**TASK REQUIREMENTS**
In the natural gas market article below, condense the paragraph beginning "Along a corridor connecting the Gulf Coast" into a short bulleted list that keeps its main facts.

**DOCUMENT SEGMENT**
_ _ _ _ _ _ _
Henry Hub prices could see upward pressure later this summer as the current supply/demand balance erodes a roughly 300 Bcf storage surplus to the five-year average by August, according to analyst firm PointLogic Energy.
During a recent webinar forecasting a “Cruel Summer” for the 2017 natural gas market, PointLogic’s Jack Weixel noted that much of the current storage surplus is concentrated in the South Central region.
“As the South Central region goes, so does the U.S. This extends to Henry Hub and also extends to the general surplus to the five-year average,” Weixel said. “We think that regional supply/demand dynamics — including increased export demand, increased power demand, the warmth that we’re going to see from a weather perspective in the South Central — will all impact prices and could cause a dearth in injections over the course of the summer.”
Erosion in the South Central’s 220 Bcf surplus to the five-year average would “make that region tighter and make the U.S. tighter as a whole,” he said.
Along a corridor connecting the Gulf Coast and Southeast to the Northeast, regional basis differentials should strengthen year/year, with “weaker basis versus last summer in the rest of the country,” Weixel said. Spreads between the Henry Hub and the Northeast will tighten this summer, and the “Chicago and Northeast markets [will] become connected by Rover” with generally widening spreads everywhere else, he said.
This upward pressure on Henry Hub through the summer may not last, and it will depend largely on the production response anticipated later this year.
_ _ _ _ _ _ _
**EXTRACTED MATERIAL**
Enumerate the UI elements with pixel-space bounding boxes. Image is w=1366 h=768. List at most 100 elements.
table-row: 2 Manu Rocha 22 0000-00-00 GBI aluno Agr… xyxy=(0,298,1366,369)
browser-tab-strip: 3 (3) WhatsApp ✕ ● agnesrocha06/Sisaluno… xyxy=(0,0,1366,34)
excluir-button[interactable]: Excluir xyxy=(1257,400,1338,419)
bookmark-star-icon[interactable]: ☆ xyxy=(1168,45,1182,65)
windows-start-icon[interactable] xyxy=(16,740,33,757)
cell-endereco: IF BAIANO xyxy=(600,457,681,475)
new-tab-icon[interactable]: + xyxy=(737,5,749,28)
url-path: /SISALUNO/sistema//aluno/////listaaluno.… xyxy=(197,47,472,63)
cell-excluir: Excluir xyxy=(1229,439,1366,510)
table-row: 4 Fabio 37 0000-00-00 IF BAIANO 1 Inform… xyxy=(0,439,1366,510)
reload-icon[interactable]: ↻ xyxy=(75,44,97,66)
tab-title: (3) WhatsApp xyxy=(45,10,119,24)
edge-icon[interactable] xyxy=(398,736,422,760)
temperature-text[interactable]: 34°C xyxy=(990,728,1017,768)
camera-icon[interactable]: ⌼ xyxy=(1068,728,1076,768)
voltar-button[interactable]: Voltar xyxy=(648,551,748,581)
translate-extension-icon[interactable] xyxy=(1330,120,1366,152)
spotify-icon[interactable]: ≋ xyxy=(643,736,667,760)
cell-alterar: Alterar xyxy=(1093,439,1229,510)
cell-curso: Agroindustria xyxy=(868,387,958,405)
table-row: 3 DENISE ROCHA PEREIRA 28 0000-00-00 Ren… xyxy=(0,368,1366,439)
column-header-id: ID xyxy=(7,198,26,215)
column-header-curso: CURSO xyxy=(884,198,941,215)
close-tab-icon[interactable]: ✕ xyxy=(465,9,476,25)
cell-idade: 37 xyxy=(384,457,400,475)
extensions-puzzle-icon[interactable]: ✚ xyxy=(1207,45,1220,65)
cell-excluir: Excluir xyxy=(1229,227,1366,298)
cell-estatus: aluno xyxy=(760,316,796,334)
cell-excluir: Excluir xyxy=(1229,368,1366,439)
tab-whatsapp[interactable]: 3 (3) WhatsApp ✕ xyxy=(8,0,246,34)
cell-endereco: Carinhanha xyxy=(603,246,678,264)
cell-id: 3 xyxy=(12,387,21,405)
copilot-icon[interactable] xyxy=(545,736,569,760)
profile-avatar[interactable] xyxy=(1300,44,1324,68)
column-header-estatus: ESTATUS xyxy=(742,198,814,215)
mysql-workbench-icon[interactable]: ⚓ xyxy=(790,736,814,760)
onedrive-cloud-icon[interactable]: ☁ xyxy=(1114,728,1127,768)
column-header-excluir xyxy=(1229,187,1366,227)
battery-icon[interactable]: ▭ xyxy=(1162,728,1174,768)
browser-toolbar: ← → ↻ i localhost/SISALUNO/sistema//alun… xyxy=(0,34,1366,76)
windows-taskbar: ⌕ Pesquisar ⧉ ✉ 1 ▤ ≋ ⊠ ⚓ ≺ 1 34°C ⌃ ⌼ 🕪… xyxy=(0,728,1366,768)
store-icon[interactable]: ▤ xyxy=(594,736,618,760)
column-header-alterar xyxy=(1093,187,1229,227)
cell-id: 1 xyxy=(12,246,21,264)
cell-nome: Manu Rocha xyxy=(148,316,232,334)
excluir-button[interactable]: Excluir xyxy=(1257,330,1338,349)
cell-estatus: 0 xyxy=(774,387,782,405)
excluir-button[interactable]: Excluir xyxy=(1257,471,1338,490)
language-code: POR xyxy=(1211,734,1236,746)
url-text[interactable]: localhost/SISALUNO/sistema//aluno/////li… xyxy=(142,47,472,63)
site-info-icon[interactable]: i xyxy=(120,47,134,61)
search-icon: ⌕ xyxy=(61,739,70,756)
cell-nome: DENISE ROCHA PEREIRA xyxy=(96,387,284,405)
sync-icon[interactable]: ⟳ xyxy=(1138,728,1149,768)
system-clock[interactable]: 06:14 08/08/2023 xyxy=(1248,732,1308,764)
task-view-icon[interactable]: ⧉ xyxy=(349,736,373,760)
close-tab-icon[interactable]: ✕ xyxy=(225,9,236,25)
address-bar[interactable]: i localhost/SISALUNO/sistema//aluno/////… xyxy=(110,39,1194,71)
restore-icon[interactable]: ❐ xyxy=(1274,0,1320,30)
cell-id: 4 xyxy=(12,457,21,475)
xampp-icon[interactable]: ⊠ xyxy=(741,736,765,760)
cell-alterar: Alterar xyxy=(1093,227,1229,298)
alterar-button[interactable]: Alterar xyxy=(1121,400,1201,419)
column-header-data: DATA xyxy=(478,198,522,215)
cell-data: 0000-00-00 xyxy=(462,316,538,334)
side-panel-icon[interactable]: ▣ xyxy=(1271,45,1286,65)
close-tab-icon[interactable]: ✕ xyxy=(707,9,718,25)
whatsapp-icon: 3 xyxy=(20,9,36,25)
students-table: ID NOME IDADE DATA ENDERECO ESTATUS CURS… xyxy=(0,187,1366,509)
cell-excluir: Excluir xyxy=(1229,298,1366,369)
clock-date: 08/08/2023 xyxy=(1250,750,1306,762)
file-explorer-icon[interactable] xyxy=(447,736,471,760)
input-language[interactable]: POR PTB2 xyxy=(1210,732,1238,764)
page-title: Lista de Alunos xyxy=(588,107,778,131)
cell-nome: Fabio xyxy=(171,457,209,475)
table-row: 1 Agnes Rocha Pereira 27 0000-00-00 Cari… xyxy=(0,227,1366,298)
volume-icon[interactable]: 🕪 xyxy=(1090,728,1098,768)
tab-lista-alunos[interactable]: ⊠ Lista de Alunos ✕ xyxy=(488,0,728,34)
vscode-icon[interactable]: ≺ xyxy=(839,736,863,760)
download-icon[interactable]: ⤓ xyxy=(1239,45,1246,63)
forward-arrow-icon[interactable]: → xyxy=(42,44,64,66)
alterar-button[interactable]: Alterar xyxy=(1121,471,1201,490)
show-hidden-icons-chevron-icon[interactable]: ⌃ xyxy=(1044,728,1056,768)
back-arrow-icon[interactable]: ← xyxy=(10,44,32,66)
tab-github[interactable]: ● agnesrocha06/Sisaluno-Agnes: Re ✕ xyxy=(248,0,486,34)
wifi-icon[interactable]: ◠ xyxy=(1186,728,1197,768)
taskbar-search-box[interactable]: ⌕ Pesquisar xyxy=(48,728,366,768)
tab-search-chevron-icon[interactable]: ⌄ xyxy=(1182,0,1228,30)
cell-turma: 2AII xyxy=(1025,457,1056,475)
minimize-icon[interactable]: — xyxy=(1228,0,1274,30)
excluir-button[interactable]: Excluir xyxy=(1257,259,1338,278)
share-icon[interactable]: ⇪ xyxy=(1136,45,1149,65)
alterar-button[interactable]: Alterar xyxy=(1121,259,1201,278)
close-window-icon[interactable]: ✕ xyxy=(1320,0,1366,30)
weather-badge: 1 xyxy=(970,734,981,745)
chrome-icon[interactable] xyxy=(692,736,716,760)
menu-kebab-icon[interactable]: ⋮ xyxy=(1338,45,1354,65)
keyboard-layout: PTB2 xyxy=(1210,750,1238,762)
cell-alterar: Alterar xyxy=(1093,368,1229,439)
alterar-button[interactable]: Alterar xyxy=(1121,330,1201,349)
_ _ _ _ _ _ _
**REPLY TO THE TASK**
- Weixel said regional basis differentials along the corridor linking the Gulf Coast and Southeast to the Northeast should strengthen year over year.
- He expects basis in the rest of the country to be weaker than last summer.
- Spreads between Henry Hub and the Northeast will tighten this summer.
- Rover will connect the Chicago and Northeast markets.
- Spreads will generally widen everywhere else.